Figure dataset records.
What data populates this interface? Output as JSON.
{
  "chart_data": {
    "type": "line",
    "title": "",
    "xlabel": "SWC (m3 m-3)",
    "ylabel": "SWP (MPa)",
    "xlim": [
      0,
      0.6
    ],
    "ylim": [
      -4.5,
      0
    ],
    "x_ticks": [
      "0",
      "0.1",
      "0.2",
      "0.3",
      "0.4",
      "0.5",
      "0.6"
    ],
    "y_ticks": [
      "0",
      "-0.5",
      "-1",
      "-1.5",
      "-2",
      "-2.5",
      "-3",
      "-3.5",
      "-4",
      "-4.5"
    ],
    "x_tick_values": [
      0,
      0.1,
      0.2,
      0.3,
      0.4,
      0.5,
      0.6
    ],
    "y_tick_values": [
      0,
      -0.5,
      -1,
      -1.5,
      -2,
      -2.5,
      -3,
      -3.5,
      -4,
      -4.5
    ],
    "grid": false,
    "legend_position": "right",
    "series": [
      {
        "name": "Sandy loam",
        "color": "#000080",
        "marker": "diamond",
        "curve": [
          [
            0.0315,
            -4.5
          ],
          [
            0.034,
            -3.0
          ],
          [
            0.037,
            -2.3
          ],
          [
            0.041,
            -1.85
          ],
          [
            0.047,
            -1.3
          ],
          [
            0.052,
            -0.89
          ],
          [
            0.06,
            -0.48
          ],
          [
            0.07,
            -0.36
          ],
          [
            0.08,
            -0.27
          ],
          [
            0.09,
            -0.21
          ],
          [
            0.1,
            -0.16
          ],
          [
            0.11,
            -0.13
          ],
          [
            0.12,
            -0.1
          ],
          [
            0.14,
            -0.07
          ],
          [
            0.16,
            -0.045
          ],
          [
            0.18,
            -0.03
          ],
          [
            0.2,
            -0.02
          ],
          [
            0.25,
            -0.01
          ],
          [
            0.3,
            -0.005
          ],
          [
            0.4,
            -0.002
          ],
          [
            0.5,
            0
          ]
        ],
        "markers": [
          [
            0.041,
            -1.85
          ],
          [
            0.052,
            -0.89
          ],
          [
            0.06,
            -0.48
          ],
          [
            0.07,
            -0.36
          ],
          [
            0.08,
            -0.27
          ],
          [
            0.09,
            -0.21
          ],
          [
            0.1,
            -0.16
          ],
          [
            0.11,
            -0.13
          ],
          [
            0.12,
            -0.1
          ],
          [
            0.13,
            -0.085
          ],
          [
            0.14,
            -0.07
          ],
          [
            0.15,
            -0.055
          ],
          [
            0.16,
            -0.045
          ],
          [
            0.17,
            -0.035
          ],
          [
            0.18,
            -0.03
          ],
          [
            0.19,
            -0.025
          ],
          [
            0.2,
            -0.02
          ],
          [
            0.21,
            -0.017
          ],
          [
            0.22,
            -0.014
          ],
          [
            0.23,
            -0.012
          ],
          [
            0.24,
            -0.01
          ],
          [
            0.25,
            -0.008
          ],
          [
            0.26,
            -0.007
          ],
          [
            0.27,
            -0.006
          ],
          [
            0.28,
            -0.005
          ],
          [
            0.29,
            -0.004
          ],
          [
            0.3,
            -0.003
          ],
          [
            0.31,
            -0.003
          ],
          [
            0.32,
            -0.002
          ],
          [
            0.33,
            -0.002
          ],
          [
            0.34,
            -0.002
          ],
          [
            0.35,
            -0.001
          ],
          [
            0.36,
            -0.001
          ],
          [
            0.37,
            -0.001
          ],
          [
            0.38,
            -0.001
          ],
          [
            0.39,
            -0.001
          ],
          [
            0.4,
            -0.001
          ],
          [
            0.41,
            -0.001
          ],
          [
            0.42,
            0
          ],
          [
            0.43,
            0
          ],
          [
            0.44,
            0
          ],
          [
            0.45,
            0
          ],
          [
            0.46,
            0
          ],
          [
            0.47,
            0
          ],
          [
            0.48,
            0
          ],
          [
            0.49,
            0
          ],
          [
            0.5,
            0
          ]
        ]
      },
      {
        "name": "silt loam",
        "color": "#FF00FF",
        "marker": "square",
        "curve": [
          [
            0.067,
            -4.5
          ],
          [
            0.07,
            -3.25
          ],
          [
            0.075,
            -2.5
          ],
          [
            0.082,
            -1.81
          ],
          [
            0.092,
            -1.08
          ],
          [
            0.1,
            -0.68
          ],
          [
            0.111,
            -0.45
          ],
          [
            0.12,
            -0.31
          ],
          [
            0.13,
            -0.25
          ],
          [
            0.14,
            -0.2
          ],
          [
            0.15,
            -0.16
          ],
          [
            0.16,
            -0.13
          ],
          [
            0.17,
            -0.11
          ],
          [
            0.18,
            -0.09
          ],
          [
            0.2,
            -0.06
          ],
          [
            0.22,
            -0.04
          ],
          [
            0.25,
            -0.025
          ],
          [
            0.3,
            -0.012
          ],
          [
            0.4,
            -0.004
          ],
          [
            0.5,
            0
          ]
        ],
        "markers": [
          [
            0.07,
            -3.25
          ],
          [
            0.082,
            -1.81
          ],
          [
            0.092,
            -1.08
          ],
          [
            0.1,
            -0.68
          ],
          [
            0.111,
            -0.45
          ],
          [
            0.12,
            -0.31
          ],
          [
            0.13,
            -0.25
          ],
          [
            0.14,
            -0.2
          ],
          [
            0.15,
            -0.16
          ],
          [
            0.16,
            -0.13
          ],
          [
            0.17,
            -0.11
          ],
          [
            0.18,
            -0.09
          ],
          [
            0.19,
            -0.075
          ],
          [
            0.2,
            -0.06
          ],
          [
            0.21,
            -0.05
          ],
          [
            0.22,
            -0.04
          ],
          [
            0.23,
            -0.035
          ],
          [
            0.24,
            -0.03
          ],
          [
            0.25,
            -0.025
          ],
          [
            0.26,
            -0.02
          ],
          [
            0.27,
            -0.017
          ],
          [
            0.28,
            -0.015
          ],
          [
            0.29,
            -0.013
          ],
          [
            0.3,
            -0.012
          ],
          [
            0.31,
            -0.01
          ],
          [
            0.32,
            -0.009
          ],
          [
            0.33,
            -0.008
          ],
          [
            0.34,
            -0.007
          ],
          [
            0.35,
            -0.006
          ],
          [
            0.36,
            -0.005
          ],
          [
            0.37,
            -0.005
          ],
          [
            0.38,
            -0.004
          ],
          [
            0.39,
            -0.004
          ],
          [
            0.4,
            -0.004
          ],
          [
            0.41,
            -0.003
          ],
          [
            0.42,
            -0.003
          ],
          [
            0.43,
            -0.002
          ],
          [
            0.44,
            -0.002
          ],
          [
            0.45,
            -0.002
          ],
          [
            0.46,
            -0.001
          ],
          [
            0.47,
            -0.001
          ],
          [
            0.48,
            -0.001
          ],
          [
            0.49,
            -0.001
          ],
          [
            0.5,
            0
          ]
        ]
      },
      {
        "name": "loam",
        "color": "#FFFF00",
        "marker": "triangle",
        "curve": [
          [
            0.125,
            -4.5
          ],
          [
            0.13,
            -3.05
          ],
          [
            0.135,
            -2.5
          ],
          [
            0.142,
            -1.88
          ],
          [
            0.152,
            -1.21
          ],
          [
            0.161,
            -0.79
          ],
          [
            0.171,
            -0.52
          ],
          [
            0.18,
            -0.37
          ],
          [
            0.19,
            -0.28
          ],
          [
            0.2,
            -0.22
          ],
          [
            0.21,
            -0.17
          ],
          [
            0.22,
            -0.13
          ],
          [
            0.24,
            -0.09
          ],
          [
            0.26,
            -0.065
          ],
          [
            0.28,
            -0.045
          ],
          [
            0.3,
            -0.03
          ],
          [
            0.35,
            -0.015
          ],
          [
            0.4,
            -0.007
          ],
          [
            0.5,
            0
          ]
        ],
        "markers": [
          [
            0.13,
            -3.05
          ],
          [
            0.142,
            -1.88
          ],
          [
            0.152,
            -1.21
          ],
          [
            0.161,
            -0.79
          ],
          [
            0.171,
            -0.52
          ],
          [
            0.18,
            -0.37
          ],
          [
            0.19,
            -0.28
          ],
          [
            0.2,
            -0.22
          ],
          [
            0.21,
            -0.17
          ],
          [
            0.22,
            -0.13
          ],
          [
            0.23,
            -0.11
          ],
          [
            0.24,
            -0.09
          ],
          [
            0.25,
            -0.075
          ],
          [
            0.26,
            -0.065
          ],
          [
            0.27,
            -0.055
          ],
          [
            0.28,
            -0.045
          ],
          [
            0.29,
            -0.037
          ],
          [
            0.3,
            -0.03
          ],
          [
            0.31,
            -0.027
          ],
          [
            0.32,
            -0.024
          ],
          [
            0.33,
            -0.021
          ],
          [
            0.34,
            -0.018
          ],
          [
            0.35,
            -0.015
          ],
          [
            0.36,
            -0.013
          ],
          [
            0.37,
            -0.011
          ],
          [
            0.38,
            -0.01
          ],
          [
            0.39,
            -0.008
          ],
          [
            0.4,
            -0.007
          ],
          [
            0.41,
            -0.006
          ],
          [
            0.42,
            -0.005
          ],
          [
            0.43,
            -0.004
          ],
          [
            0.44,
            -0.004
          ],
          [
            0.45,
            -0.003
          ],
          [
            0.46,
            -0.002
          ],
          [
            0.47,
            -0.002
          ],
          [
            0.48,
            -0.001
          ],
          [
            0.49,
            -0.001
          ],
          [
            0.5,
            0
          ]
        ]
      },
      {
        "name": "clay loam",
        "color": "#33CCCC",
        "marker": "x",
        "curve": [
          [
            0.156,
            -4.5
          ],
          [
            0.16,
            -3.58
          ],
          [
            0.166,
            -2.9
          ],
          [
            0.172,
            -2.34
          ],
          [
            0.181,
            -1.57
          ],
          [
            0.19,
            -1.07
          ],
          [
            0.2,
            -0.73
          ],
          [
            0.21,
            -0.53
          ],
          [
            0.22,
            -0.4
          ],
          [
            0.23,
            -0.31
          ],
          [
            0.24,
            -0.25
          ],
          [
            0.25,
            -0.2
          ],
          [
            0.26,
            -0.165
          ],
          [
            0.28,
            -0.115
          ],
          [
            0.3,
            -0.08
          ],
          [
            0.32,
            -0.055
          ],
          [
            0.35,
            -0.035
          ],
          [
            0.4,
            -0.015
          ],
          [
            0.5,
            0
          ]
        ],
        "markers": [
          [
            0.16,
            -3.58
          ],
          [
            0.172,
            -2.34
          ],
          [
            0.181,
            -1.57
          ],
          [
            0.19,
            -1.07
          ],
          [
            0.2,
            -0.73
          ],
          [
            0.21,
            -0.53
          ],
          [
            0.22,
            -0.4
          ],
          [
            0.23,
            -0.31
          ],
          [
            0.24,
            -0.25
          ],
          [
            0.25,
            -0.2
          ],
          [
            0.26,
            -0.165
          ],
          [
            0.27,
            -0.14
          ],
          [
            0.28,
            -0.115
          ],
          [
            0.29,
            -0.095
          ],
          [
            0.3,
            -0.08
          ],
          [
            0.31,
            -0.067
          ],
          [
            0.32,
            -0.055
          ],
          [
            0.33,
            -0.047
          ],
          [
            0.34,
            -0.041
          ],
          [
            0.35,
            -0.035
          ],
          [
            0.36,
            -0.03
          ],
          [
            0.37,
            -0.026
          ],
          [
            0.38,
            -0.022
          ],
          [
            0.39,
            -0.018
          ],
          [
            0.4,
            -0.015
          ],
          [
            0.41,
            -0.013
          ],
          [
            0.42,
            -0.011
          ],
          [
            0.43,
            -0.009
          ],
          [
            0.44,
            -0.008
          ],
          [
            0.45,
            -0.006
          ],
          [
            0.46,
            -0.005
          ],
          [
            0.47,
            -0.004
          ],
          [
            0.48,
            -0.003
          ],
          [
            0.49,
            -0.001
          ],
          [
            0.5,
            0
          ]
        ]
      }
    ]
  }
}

Requirement. Return all lines of the material above in which the word "name" occurs.

Completed exercise.
        "name": "Sandy loam",
        "name": "silt loam",
        "name": "loam",
        "name": "clay loam",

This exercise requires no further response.